_Exercise objective_
Can you transcribe every record below exactly as it appears?

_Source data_
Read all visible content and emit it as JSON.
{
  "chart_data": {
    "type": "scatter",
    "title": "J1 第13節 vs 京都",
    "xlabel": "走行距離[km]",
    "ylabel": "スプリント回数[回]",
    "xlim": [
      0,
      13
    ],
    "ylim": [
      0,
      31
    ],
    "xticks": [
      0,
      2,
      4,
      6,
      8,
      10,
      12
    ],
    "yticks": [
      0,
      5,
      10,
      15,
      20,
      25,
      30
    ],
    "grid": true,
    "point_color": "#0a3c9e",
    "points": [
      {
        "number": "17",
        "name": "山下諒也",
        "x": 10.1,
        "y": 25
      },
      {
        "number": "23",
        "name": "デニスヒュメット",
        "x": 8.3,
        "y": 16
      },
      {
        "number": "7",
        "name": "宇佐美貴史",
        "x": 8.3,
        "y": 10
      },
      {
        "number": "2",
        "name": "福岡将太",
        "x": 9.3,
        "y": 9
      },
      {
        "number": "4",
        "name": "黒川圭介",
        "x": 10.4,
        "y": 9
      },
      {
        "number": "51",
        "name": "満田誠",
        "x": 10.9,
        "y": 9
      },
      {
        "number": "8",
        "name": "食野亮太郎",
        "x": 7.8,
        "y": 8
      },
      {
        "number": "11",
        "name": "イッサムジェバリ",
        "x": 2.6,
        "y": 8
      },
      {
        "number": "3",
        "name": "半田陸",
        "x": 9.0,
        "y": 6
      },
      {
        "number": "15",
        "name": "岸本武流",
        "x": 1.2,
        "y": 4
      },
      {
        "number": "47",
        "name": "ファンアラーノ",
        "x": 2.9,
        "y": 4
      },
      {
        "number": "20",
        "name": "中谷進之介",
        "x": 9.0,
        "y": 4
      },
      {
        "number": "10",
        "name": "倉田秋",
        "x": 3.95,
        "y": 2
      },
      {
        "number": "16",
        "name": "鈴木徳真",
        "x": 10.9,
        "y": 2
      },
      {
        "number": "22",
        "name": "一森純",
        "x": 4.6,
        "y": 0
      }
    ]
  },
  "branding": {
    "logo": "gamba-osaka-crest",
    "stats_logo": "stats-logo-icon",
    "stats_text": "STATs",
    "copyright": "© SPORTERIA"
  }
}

_Finished task_
Read all visible content and emit it as JSON.
{
  "chart_data": {
    "type": "scatter",
    "title": "J1 第13節 vs 京都",
    "xlabel": "走行距離[km]",
    "ylabel": "スプリント回数[回]",
    "xlim": [
      0,
      13
    ],
    "ylim": [
      0,
      31
    ],
    "xticks": [
      0,
      2,
      4,
      6,
      8,
      10,
      12
    ],
    "yticks": [
      0,
      5,
      10,
      15,
      20,
      25,
      30
    ],
    "grid": true,
    "point_color": "#0a3c9e",
    "points": [
      {
        "number": "17",
        "name": "山下諒也",
        "x": 10.1,
        "y": 25
      },
      {
        "number": "23",
        "name": "デニスヒュメット",
        "x": 8.3,
        "y": 16
      },
      {
        "number": "7",
        "name": "宇佐美貴史",
        "x": 8.3,
        "y": 10
      },
      {
        "number": "2",
        "name": "福岡将太",
        "x": 9.3,
        "y": 9
      },
      {
        "number": "4",
        "name": "黒川圭介",
        "x": 10.4,
        "y": 9
      },
      {
        "number": "51",
        "name": "満田誠",
        "x": 10.9,
        "y": 9
      },
      {
        "number": "8",
        "name": "食野亮太郎",
        "x": 7.8,
        "y": 8
      },
      {
        "number": "11",
        "name": "イッサムジェバリ",
        "x": 2.6,
        "y": 8
      },
      {
        "number": "3",
        "name": "半田陸",
        "x": 9.0,
        "y": 6
      },
      {
        "number": "15",
        "name": "岸本武流",
        "x": 1.2,
        "y": 4
      },
      {
        "number": "47",
        "name": "ファンアラーノ",
        "x": 2.9,
        "y": 4
      },
      {
        "number": "20",
        "name": "中谷進之介",
        "x": 9.0,
        "y": 4
      },
      {
        "number": "10",
        "name": "倉田秋",
        "x": 3.95,
        "y": 2
      },
      {
        "number": "16",
        "name": "鈴木徳真",
        "x": 10.9,
        "y": 2
      },
      {
        "number": "22",
        "name": "一森純",
        "x": 4.6,
        "y": 0
      }
    ]
  },
  "branding": {
    "logo": "gamba-osaka-crest",
    "stats_logo": "stats-logo-icon",
    "stats_text": "STATs",
    "copyright": "© SPORTERIA"
  }
}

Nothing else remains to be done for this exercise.